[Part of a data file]
★ ★ ★ ★ ★ ★ ★

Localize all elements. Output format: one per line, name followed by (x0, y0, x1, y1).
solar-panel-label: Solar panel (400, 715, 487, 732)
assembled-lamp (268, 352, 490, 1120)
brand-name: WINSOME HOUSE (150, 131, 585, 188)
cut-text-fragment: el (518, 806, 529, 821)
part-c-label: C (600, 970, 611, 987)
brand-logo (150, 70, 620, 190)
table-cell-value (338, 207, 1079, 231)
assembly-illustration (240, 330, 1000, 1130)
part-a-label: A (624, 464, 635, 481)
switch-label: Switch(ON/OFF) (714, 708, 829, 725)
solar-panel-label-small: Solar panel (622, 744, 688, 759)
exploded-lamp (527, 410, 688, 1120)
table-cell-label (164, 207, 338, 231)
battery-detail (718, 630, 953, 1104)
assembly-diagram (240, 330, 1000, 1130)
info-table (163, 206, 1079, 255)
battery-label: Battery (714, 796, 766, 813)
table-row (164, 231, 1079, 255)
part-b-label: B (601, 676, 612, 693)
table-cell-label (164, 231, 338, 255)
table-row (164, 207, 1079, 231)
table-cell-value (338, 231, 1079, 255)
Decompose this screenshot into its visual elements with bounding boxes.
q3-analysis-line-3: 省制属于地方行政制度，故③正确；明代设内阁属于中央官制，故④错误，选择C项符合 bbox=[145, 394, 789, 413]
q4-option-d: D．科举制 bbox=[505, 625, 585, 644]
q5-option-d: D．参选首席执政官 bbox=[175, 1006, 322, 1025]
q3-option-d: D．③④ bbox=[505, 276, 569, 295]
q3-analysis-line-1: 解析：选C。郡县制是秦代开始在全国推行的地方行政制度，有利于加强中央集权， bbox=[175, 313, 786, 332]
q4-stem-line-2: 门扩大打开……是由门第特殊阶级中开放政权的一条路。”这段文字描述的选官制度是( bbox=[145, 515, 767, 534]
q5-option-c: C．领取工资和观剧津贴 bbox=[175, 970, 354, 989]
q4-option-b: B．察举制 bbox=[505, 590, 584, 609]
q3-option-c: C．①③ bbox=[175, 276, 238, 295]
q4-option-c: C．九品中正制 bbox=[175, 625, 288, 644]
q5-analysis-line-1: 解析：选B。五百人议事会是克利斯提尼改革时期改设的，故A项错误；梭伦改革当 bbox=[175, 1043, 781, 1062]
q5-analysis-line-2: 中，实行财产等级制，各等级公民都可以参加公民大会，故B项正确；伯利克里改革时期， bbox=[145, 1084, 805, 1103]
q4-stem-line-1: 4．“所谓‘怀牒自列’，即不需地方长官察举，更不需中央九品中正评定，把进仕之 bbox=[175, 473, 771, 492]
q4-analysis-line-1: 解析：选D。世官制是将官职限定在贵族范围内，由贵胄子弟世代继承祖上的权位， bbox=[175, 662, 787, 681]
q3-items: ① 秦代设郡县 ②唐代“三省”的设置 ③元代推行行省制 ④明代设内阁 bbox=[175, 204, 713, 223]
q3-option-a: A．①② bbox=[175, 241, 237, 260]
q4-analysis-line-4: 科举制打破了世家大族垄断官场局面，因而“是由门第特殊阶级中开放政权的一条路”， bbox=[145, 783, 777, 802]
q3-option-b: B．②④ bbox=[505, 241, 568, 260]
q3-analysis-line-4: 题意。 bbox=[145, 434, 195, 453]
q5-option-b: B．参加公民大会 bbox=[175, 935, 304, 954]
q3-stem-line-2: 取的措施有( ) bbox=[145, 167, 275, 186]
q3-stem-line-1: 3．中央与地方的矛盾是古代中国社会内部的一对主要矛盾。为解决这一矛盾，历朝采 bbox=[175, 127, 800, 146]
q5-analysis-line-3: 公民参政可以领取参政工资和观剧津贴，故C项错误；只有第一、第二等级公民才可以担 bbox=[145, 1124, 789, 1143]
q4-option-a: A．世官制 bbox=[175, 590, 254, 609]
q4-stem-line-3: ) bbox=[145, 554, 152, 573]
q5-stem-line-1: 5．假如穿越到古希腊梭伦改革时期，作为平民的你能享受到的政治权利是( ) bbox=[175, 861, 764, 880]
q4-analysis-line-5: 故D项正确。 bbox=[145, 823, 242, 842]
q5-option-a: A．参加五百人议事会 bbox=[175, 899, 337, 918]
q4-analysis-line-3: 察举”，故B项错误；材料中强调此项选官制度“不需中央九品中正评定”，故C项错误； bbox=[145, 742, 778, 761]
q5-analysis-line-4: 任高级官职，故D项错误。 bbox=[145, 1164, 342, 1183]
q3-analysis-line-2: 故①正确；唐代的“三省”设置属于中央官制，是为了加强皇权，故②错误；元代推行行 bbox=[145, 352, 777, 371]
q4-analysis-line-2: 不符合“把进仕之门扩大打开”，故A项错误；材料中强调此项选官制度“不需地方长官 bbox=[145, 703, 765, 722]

★ ★ ★ ★ ★ ★ ★

▶ _DIRECTIONS FOR THIS TASK_
Copy every line of the data above without changing anything.

▶ _TASK RESULT_
Localize all elements. Output format: one per line, name followed by (x0, y0, x1, y1).
solar-panel-label: Solar panel (400, 715, 487, 732)
assembled-lamp (268, 352, 490, 1120)
brand-name: WINSOME HOUSE (150, 131, 585, 188)
cut-text-fragment: el (518, 806, 529, 821)
part-c-label: C (600, 970, 611, 987)
brand-logo (150, 70, 620, 190)
table-cell-value (338, 207, 1079, 231)
assembly-illustration (240, 330, 1000, 1130)
part-a-label: A (624, 464, 635, 481)
switch-label: Switch(ON/OFF) (714, 708, 829, 725)
solar-panel-label-small: Solar panel (622, 744, 688, 759)
exploded-lamp (527, 410, 688, 1120)
table-cell-label (164, 207, 338, 231)
battery-detail (718, 630, 953, 1104)
assembly-diagram (240, 330, 1000, 1130)
info-table (163, 206, 1079, 255)
battery-label: Battery (714, 796, 766, 813)
table-row (164, 231, 1079, 255)
part-b-label: B (601, 676, 612, 693)
table-cell-label (164, 231, 338, 255)
table-row (164, 207, 1079, 231)
table-cell-value (338, 231, 1079, 255)
Decompose this screenshot into its visual elements with bounding boxes.
q3-analysis-line-3: 省制属于地方行政制度，故③正确；明代设内阁属于中央官制，故④错误，选择C项符合 bbox=[145, 394, 789, 413]
q4-option-d: D．科举制 bbox=[505, 625, 585, 644]
q5-option-d: D．参选首席执政官 bbox=[175, 1006, 322, 1025]
q3-option-d: D．③④ bbox=[505, 276, 569, 295]
q3-analysis-line-1: 解析：选C。郡县制是秦代开始在全国推行的地方行政制度，有利于加强中央集权， bbox=[175, 313, 786, 332]
q4-stem-line-2: 门扩大打开……是由门第特殊阶级中开放政权的一条路。”这段文字描述的选官制度是( bbox=[145, 515, 767, 534]
q5-option-c: C．领取工资和观剧津贴 bbox=[175, 970, 354, 989]
q4-option-b: B．察举制 bbox=[505, 590, 584, 609]
q3-option-c: C．①③ bbox=[175, 276, 238, 295]
q4-option-c: C．九品中正制 bbox=[175, 625, 288, 644]
q5-analysis-line-1: 解析：选B。五百人议事会是克利斯提尼改革时期改设的，故A项错误；梭伦改革当 bbox=[175, 1043, 781, 1062]
q5-analysis-line-2: 中，实行财产等级制，各等级公民都可以参加公民大会，故B项正确；伯利克里改革时期， bbox=[145, 1084, 805, 1103]
q4-stem-line-1: 4．“所谓‘怀牒自列’，即不需地方长官察举，更不需中央九品中正评定，把进仕之 bbox=[175, 473, 771, 492]
q4-analysis-line-1: 解析：选D。世官制是将官职限定在贵族范围内，由贵胄子弟世代继承祖上的权位， bbox=[175, 662, 787, 681]
q3-items: ① 秦代设郡县 ②唐代“三省”的设置 ③元代推行行省制 ④明代设内阁 bbox=[175, 204, 713, 223]
q3-option-a: A．①② bbox=[175, 241, 237, 260]
q4-analysis-line-4: 科举制打破了世家大族垄断官场局面，因而“是由门第特殊阶级中开放政权的一条路”， bbox=[145, 783, 777, 802]
q3-option-b: B．②④ bbox=[505, 241, 568, 260]
q3-analysis-line-4: 题意。 bbox=[145, 434, 195, 453]
q5-option-b: B．参加公民大会 bbox=[175, 935, 304, 954]
q3-stem-line-2: 取的措施有( ) bbox=[145, 167, 275, 186]
q3-stem-line-1: 3．中央与地方的矛盾是古代中国社会内部的一对主要矛盾。为解决这一矛盾，历朝采 bbox=[175, 127, 800, 146]
q5-analysis-line-3: 公民参政可以领取参政工资和观剧津贴，故C项错误；只有第一、第二等级公民才可以担 bbox=[145, 1124, 789, 1143]
q4-option-a: A．世官制 bbox=[175, 590, 254, 609]
q4-stem-line-3: ) bbox=[145, 554, 152, 573]
q5-stem-line-1: 5．假如穿越到古希腊梭伦改革时期，作为平民的你能享受到的政治权利是( ) bbox=[175, 861, 764, 880]
q4-analysis-line-5: 故D项正确。 bbox=[145, 823, 242, 842]
q5-option-a: A．参加五百人议事会 bbox=[175, 899, 337, 918]
q4-analysis-line-3: 察举”，故B项错误；材料中强调此项选官制度“不需中央九品中正评定”，故C项错误； bbox=[145, 742, 778, 761]
q5-analysis-line-4: 任高级官职，故D项错误。 bbox=[145, 1164, 342, 1183]
q3-analysis-line-2: 故①正确；唐代的“三省”设置属于中央官制，是为了加强皇权，故②错误；元代推行行 bbox=[145, 352, 777, 371]
q4-analysis-line-2: 不符合“把进仕之门扩大打开”，故A项错误；材料中强调此项选官制度“不需地方长官 bbox=[145, 703, 765, 722]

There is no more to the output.